Work required
Look through the listing and locate every line containing the word "text"; copy those lines.

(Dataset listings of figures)
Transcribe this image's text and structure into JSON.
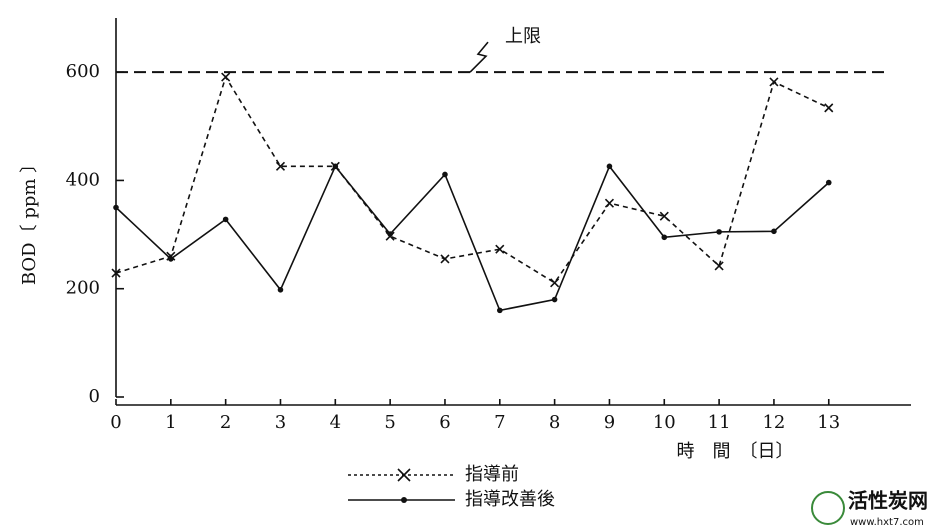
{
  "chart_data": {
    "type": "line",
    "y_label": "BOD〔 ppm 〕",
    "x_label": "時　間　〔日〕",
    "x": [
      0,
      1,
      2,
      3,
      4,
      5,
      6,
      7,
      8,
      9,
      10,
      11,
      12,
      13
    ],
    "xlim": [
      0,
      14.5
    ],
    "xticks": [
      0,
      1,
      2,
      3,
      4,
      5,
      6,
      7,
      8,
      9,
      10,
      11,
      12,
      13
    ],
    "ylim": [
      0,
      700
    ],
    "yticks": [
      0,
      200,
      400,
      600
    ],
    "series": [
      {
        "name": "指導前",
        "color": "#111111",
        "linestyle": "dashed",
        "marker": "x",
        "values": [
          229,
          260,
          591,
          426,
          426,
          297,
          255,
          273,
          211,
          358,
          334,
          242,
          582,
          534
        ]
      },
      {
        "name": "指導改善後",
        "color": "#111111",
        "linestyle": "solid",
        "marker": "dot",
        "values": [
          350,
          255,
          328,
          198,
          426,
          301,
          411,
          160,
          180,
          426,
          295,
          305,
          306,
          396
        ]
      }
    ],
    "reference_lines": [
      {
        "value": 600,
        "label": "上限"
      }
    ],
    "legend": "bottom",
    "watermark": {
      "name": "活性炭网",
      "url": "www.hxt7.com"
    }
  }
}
* * *
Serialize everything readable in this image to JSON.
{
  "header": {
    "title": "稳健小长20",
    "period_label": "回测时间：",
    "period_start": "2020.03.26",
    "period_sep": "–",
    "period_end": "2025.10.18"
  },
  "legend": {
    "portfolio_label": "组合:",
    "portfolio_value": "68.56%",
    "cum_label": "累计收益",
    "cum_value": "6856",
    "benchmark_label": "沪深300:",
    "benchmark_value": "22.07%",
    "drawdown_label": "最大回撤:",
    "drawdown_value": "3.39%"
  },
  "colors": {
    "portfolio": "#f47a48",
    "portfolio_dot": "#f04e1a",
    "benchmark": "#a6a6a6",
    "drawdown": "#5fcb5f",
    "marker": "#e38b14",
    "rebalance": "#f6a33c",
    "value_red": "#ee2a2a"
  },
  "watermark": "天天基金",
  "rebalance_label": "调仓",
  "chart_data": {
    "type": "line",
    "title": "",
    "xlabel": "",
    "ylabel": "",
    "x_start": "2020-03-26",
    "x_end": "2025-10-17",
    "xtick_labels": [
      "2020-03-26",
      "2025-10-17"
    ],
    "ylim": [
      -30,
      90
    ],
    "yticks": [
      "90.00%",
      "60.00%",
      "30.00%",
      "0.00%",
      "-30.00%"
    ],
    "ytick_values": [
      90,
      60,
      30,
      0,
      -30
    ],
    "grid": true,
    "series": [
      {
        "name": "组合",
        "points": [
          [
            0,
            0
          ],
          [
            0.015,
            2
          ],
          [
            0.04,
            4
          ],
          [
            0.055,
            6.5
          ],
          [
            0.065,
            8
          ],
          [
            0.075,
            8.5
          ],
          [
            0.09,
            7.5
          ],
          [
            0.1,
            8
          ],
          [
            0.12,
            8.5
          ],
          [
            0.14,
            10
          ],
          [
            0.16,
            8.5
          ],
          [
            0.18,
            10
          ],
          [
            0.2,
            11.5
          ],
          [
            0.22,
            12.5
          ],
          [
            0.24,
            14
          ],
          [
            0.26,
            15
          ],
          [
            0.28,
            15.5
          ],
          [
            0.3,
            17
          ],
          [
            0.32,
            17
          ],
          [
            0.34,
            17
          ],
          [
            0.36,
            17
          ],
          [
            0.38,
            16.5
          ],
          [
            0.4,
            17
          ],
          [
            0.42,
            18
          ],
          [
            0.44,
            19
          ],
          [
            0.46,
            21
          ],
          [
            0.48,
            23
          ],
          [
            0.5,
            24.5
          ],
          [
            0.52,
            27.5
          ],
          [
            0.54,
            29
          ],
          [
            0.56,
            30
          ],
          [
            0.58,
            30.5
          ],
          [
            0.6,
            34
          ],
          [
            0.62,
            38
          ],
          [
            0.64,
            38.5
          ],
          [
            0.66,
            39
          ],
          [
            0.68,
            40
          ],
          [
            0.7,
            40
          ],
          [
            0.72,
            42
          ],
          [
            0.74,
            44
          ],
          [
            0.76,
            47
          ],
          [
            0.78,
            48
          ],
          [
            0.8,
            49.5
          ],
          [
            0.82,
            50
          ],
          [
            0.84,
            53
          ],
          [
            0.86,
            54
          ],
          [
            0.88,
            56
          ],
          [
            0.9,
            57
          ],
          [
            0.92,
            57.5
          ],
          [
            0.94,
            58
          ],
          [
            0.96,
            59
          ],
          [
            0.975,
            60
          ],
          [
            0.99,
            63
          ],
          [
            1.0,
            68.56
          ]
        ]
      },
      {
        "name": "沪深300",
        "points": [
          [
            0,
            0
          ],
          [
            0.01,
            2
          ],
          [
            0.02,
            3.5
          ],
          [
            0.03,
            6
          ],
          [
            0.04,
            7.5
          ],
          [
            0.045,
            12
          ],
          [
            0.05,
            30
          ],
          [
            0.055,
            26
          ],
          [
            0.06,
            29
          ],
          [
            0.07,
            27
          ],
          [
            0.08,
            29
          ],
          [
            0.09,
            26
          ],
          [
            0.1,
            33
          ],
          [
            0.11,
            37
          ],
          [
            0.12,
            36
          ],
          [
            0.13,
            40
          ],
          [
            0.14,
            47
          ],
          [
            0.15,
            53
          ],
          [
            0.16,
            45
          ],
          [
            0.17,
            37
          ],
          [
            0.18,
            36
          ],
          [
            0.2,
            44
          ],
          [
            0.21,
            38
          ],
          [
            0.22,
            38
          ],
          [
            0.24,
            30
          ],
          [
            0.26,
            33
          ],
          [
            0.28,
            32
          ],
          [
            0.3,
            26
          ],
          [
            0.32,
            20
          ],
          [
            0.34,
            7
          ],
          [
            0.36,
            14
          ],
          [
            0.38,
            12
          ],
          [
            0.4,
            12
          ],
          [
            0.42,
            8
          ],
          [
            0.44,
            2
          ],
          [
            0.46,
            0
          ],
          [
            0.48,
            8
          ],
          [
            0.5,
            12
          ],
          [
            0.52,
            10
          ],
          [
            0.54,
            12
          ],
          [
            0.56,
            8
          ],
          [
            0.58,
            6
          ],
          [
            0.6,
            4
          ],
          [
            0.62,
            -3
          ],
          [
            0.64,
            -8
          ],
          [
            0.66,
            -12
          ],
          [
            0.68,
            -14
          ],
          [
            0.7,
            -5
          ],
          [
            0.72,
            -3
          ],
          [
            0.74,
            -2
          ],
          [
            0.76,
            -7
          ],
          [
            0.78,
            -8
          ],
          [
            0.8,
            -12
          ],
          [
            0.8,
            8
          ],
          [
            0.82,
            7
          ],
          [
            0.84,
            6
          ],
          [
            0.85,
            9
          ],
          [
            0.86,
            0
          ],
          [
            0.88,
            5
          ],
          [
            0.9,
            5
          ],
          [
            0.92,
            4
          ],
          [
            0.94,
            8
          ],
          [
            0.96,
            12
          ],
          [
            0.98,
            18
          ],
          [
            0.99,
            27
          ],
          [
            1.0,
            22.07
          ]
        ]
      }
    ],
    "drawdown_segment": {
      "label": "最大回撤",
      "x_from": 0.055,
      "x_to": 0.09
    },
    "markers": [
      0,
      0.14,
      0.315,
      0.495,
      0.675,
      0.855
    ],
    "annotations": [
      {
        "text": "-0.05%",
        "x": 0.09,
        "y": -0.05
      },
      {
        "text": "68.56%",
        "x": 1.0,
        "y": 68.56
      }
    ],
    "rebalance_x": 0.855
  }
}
* * *
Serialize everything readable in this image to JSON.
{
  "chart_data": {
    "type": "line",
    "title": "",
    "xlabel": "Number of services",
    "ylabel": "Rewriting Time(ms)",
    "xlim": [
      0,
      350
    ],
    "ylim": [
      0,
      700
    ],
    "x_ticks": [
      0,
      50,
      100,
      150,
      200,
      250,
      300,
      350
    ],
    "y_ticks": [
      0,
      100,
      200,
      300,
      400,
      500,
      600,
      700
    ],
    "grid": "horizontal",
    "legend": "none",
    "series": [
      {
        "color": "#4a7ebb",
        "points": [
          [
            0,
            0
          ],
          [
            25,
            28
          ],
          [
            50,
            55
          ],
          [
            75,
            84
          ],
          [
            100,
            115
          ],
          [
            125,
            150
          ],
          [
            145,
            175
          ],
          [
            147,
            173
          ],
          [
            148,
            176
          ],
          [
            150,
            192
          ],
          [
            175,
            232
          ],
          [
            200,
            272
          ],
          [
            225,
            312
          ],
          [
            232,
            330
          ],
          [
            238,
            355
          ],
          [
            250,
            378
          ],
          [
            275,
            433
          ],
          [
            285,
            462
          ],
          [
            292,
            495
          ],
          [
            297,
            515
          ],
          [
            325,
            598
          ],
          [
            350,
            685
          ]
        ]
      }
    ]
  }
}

Complete output
Transcribe this image's text and structure into JSON.
        "text": "-0.05%",
        "text": "68.56%",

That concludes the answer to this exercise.